ARTICLE:
....
It is declared using
L<the C<event_handlers> named
argument|Marpa::R3::Recognizer/"event_handlers">
of
L<the recognizer's C<new()>
constructor|Marpa::R3::Recognizer/Constructor>.

=item *

Its B<triggering condition> is true.  Specifically,

=over 4

=item *

it is an exhaustion event, and asynchronous parse exhaustion,
L<as defined above|/"Exhaustion events">,
occurs at the current location; or

=item *

it is an rejection event, and all lexeme alternatives are rejected
at the current location.

=back

=item *

The event is activated.
An event is activated by default when it
is declared.
Deactivation and reactivation of events is
done with the recognizer's
L<activate() method|Marpa::R3::Recognizer/"activate()">.

=back

=head1 Techniques

=head2 External scanning

Switching to external scanning is an intended use case
for all events, other than exhaustion events.
In particular,
the behavior of pre-lexeme events
is most intuitive when thought about with
external scanning in mind.
....
RECORDS:

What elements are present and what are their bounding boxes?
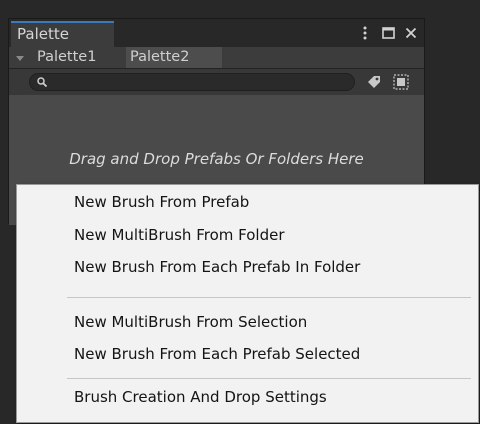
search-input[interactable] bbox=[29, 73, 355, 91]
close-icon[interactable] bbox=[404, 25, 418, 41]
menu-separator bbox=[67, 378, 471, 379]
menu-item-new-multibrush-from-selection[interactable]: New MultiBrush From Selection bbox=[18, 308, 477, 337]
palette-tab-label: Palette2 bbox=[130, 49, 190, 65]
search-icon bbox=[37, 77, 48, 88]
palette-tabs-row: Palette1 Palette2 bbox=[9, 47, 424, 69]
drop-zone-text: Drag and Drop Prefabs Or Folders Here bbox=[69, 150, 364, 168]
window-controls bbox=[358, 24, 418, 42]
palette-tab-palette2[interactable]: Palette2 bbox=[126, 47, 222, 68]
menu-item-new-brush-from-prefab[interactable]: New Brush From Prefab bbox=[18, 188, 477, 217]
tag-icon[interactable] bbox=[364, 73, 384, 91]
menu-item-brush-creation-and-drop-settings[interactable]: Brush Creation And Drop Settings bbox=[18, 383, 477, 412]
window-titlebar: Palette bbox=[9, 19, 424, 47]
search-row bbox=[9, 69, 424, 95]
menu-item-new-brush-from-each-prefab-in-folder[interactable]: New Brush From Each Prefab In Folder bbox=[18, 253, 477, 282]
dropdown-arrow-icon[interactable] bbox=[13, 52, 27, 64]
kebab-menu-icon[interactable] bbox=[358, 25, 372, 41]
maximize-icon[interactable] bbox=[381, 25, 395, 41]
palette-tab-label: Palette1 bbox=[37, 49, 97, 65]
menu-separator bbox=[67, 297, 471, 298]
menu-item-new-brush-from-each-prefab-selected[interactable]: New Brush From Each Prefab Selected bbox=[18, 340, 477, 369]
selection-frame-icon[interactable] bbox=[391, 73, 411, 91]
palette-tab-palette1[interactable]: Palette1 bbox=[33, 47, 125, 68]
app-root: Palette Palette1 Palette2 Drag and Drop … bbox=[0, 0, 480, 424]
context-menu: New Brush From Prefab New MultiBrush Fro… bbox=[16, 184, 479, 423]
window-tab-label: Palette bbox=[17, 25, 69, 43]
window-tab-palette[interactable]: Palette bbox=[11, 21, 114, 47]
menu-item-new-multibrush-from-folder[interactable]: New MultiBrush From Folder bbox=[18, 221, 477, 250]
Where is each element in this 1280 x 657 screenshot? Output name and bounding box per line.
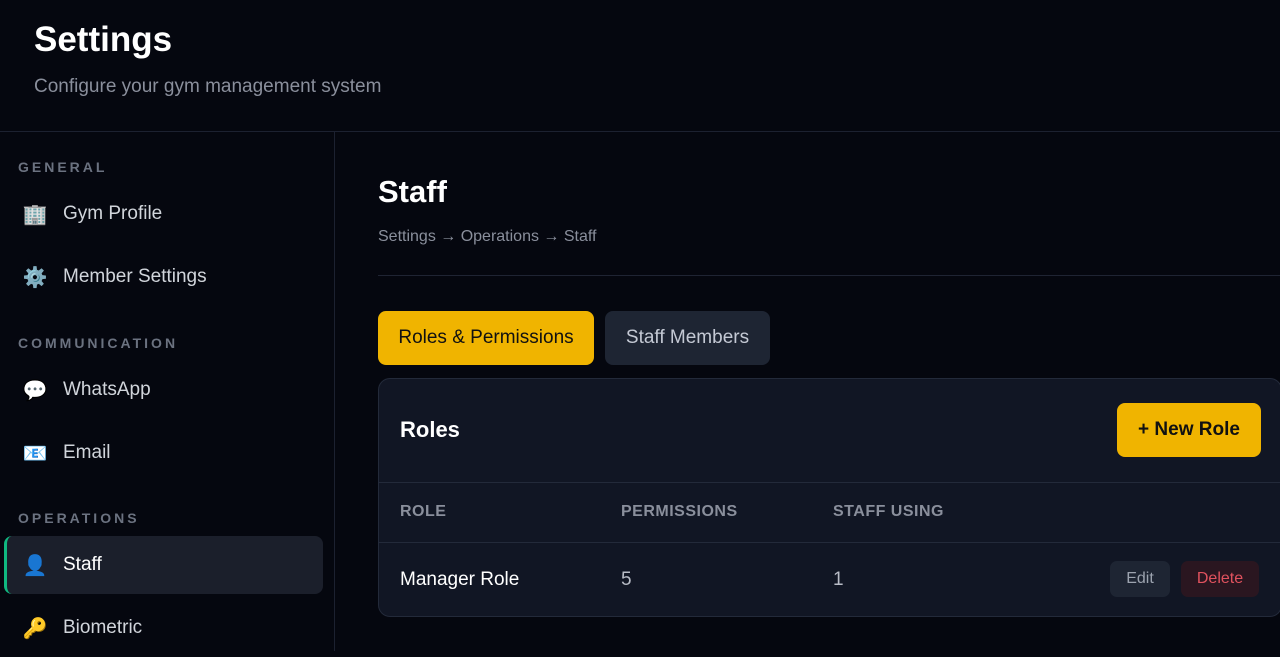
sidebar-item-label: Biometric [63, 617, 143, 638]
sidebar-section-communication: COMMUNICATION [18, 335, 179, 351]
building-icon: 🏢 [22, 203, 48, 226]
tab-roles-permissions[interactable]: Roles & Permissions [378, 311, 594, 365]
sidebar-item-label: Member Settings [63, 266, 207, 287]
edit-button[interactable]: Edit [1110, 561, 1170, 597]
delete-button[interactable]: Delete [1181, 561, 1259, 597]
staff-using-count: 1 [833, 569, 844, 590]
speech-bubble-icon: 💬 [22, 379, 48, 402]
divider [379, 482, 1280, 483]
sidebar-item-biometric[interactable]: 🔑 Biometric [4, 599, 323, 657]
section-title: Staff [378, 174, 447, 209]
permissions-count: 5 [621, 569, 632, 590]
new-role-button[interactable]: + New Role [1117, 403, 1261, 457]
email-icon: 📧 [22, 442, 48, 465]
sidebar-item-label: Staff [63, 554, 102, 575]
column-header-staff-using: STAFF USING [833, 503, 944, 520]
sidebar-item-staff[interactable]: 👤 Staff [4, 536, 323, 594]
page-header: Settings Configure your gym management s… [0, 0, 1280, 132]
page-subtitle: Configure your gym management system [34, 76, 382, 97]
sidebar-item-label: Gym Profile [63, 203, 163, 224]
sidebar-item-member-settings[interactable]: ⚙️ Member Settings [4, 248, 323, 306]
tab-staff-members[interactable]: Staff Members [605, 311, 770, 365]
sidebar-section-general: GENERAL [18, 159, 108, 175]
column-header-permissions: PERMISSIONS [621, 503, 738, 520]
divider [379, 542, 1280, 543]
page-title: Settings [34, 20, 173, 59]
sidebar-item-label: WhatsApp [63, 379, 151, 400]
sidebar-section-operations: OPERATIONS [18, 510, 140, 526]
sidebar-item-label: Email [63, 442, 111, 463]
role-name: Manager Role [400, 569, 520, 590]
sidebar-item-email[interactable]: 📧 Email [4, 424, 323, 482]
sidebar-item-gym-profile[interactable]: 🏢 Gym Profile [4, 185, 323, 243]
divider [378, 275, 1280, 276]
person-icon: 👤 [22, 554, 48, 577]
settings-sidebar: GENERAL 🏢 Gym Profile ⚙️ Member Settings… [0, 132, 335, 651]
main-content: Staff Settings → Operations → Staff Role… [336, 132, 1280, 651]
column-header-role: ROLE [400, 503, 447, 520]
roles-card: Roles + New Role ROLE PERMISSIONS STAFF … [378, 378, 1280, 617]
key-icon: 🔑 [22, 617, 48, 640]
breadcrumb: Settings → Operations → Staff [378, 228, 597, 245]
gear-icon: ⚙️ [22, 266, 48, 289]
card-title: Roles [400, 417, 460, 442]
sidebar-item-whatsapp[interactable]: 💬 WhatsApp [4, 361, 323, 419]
....
WHAT IS REQUIRED:
From the Marpa::R3 event documentation above, return verbatim the passage between "Switching to external" and "scanning in mind.", inclusive.

RIGHT ANSWER:
Switching to external scanning is an intended use case
for all events, other than exhaustion events.
In particular,
the behavior of pre-lexeme events
is most intuitive when thought about with
external scanning in mind.